---------- DATA FOR THIS TASK ----------

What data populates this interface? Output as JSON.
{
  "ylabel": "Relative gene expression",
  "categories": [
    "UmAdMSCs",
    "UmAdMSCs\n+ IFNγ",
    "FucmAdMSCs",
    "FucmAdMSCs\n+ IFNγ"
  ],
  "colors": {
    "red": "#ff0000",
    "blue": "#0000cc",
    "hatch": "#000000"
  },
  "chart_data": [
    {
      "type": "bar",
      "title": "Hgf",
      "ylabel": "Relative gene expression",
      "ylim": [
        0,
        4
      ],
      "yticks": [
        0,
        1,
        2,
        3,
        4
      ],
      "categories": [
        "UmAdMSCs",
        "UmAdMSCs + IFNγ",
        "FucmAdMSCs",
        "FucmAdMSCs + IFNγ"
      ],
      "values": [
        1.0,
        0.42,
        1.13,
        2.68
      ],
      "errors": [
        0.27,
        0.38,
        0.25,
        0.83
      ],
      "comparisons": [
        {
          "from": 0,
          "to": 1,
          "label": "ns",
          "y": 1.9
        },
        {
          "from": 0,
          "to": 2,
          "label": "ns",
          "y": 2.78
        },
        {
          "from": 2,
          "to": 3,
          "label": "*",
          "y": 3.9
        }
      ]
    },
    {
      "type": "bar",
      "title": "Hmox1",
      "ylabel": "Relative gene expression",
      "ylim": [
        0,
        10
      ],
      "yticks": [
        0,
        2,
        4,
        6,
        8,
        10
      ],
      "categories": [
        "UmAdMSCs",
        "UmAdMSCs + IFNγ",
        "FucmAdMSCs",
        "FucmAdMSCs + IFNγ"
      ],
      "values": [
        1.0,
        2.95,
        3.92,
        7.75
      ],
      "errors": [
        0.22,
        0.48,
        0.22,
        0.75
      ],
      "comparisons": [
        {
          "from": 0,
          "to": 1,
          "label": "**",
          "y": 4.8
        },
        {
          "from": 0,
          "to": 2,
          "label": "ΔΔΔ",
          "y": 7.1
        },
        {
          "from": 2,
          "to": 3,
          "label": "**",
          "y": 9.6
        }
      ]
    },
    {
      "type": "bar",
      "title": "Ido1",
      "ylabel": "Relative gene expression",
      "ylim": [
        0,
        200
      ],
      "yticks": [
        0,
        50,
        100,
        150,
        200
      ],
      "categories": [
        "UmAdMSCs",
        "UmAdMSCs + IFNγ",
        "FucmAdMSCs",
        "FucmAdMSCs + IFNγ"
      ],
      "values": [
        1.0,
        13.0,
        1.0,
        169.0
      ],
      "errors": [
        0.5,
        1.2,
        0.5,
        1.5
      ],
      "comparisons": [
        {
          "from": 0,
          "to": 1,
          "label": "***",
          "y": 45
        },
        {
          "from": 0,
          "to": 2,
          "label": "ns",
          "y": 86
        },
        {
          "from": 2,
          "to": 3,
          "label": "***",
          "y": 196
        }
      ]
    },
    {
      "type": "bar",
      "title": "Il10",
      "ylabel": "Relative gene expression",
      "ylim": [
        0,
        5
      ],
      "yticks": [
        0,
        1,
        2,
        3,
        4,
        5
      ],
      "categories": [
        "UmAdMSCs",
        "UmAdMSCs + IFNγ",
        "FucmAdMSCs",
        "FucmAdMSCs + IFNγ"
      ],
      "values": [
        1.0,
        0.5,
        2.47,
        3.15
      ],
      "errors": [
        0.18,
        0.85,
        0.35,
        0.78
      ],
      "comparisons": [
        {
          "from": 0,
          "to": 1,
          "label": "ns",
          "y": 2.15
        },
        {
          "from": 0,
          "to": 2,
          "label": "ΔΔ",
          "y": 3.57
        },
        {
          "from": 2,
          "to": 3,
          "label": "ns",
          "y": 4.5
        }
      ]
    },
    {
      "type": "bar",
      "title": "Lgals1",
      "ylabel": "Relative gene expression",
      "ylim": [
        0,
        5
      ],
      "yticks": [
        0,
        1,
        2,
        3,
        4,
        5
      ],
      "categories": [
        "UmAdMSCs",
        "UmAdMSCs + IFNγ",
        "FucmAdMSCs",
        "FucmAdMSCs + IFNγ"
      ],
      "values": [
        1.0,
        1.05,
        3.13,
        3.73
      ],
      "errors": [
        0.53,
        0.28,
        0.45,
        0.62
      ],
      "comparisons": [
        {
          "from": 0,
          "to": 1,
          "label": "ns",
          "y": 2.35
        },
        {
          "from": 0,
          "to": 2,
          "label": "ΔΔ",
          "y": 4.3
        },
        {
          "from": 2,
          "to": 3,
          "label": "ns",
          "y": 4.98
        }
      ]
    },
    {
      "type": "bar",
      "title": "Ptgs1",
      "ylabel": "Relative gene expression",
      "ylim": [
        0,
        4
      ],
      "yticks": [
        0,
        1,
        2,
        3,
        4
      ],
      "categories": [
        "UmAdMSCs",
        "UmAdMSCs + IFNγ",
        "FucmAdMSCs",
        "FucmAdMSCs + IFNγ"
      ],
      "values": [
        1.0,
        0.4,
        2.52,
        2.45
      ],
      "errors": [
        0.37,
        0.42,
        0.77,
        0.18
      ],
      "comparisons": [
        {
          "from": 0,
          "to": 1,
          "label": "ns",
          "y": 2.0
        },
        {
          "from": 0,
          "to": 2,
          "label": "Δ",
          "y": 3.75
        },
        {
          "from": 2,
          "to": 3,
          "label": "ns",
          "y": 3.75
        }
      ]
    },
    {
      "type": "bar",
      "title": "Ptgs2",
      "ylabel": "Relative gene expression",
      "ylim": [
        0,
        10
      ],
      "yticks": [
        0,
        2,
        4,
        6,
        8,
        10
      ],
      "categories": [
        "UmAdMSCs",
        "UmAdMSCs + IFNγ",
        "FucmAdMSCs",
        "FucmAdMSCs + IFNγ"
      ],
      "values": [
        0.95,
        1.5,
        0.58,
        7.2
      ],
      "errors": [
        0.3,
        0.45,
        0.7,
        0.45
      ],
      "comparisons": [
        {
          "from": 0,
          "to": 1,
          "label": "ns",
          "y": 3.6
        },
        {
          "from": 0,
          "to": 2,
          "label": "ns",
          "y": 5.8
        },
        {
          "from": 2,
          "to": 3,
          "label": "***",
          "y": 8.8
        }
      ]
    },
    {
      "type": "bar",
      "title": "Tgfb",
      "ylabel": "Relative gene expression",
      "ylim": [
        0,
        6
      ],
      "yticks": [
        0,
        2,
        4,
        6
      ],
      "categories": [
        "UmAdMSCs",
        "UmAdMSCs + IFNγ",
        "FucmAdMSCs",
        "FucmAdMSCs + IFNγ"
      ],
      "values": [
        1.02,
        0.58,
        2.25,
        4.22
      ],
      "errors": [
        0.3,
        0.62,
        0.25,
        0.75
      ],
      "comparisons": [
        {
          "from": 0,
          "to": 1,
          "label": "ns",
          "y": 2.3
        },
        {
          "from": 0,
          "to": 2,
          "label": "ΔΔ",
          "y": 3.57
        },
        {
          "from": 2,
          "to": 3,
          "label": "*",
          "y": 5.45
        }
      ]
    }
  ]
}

----------

▶ **ASSIGNMENT**
Word for word, return the entire set of entries.

▶ **RESULT FOR THIS EXERCISE**
What data populates this interface? Output as JSON.
{
  "ylabel": "Relative gene expression",
  "categories": [
    "UmAdMSCs",
    "UmAdMSCs\n+ IFNγ",
    "FucmAdMSCs",
    "FucmAdMSCs\n+ IFNγ"
  ],
  "colors": {
    "red": "#ff0000",
    "blue": "#0000cc",
    "hatch": "#000000"
  },
  "chart_data": [
    {
      "type": "bar",
      "title": "Hgf",
      "ylabel": "Relative gene expression",
      "ylim": [
        0,
        4
      ],
      "yticks": [
        0,
        1,
        2,
        3,
        4
      ],
      "categories": [
        "UmAdMSCs",
        "UmAdMSCs + IFNγ",
        "FucmAdMSCs",
        "FucmAdMSCs + IFNγ"
      ],
      "values": [
        1.0,
        0.42,
        1.13,
        2.68
      ],
      "errors": [
        0.27,
        0.38,
        0.25,
        0.83
      ],
      "comparisons": [
        {
          "from": 0,
          "to": 1,
          "label": "ns",
          "y": 1.9
        },
        {
          "from": 0,
          "to": 2,
          "label": "ns",
          "y": 2.78
        },
        {
          "from": 2,
          "to": 3,
          "label": "*",
          "y": 3.9
        }
      ]
    },
    {
      "type": "bar",
      "title": "Hmox1",
      "ylabel": "Relative gene expression",
      "ylim": [
        0,
        10
      ],
      "yticks": [
        0,
        2,
        4,
        6,
        8,
        10
      ],
      "categories": [
        "UmAdMSCs",
        "UmAdMSCs + IFNγ",
        "FucmAdMSCs",
        "FucmAdMSCs + IFNγ"
      ],
      "values": [
        1.0,
        2.95,
        3.92,
        7.75
      ],
      "errors": [
        0.22,
        0.48,
        0.22,
        0.75
      ],
      "comparisons": [
        {
          "from": 0,
          "to": 1,
          "label": "**",
          "y": 4.8
        },
        {
          "from": 0,
          "to": 2,
          "label": "ΔΔΔ",
          "y": 7.1
        },
        {
          "from": 2,
          "to": 3,
          "label": "**",
          "y": 9.6
        }
      ]
    },
    {
      "type": "bar",
      "title": "Ido1",
      "ylabel": "Relative gene expression",
      "ylim": [
        0,
        200
      ],
      "yticks": [
        0,
        50,
        100,
        150,
        200
      ],
      "categories": [
        "UmAdMSCs",
        "UmAdMSCs + IFNγ",
        "FucmAdMSCs",
        "FucmAdMSCs + IFNγ"
      ],
      "values": [
        1.0,
        13.0,
        1.0,
        169.0
      ],
      "errors": [
        0.5,
        1.2,
        0.5,
        1.5
      ],
      "comparisons": [
        {
          "from": 0,
          "to": 1,
          "label": "***",
          "y": 45
        },
        {
          "from": 0,
          "to": 2,
          "label": "ns",
          "y": 86
        },
        {
          "from": 2,
          "to": 3,
          "label": "***",
          "y": 196
        }
      ]
    },
    {
      "type": "bar",
      "title": "Il10",
      "ylabel": "Relative gene expression",
      "ylim": [
        0,
        5
      ],
      "yticks": [
        0,
        1,
        2,
        3,
        4,
        5
      ],
      "categories": [
        "UmAdMSCs",
        "UmAdMSCs + IFNγ",
        "FucmAdMSCs",
        "FucmAdMSCs + IFNγ"
      ],
      "values": [
        1.0,
        0.5,
        2.47,
        3.15
      ],
      "errors": [
        0.18,
        0.85,
        0.35,
        0.78
      ],
      "comparisons": [
        {
          "from": 0,
          "to": 1,
          "label": "ns",
          "y": 2.15
        },
        {
          "from": 0,
          "to": 2,
          "label": "ΔΔ",
          "y": 3.57
        },
        {
          "from": 2,
          "to": 3,
          "label": "ns",
          "y": 4.5
        }
      ]
    },
    {
      "type": "bar",
      "title": "Lgals1",
      "ylabel": "Relative gene expression",
      "ylim": [
        0,
        5
      ],
      "yticks": [
        0,
        1,
        2,
        3,
        4,
        5
      ],
      "categories": [
        "UmAdMSCs",
        "UmAdMSCs + IFNγ",
        "FucmAdMSCs",
        "FucmAdMSCs + IFNγ"
      ],
      "values": [
        1.0,
        1.05,
        3.13,
        3.73
      ],
      "errors": [
        0.53,
        0.28,
        0.45,
        0.62
      ],
      "comparisons": [
        {
          "from": 0,
          "to": 1,
          "label": "ns",
          "y": 2.35
        },
        {
          "from": 0,
          "to": 2,
          "label": "ΔΔ",
          "y": 4.3
        },
        {
          "from": 2,
          "to": 3,
          "label": "ns",
          "y": 4.98
        }
      ]
    },
    {
      "type": "bar",
      "title": "Ptgs1",
      "ylabel": "Relative gene expression",
      "ylim": [
        0,
        4
      ],
      "yticks": [
        0,
        1,
        2,
        3,
        4
      ],
      "categories": [
        "UmAdMSCs",
        "UmAdMSCs + IFNγ",
        "FucmAdMSCs",
        "FucmAdMSCs + IFNγ"
      ],
      "values": [
        1.0,
        0.4,
        2.52,
        2.45
      ],
      "errors": [
        0.37,
        0.42,
        0.77,
        0.18
      ],
      "comparisons": [
        {
          "from": 0,
          "to": 1,
          "label": "ns",
          "y": 2.0
        },
        {
          "from": 0,
          "to": 2,
          "label": "Δ",
          "y": 3.75
        },
        {
          "from": 2,
          "to": 3,
          "label": "ns",
          "y": 3.75
        }
      ]
    },
    {
      "type": "bar",
      "title": "Ptgs2",
      "ylabel": "Relative gene expression",
      "ylim": [
        0,
        10
      ],
      "yticks": [
        0,
        2,
        4,
        6,
        8,
        10
      ],
      "categories": [
        "UmAdMSCs",
        "UmAdMSCs + IFNγ",
        "FucmAdMSCs",
        "FucmAdMSCs + IFNγ"
      ],
      "values": [
        0.95,
        1.5,
        0.58,
        7.2
      ],
      "errors": [
        0.3,
        0.45,
        0.7,
        0.45
      ],
      "comparisons": [
        {
          "from": 0,
          "to": 1,
          "label": "ns",
          "y": 3.6
        },
        {
          "from": 0,
          "to": 2,
          "label": "ns",
          "y": 5.8
        },
        {
          "from": 2,
          "to": 3,
          "label": "***",
          "y": 8.8
        }
      ]
    },
    {
      "type": "bar",
      "title": "Tgfb",
      "ylabel": "Relative gene expression",
      "ylim": [
        0,
        6
      ],
      "yticks": [
        0,
        2,
        4,
        6
      ],
      "categories": [
        "UmAdMSCs",
        "UmAdMSCs + IFNγ",
        "FucmAdMSCs",
        "FucmAdMSCs + IFNγ"
      ],
      "values": [
        1.02,
        0.58,
        2.25,
        4.22
      ],
      "errors": [
        0.3,
        0.62,
        0.25,
        0.75
      ],
      "comparisons": [
        {
          "from": 0,
          "to": 1,
          "label": "ns",
          "y": 2.3
        },
        {
          "from": 0,
          "to": 2,
          "label": "ΔΔ",
          "y": 3.57
        },
        {
          "from": 2,
          "to": 3,
          "label": "*",
          "y": 5.45
        }
      ]
    }
  ]
}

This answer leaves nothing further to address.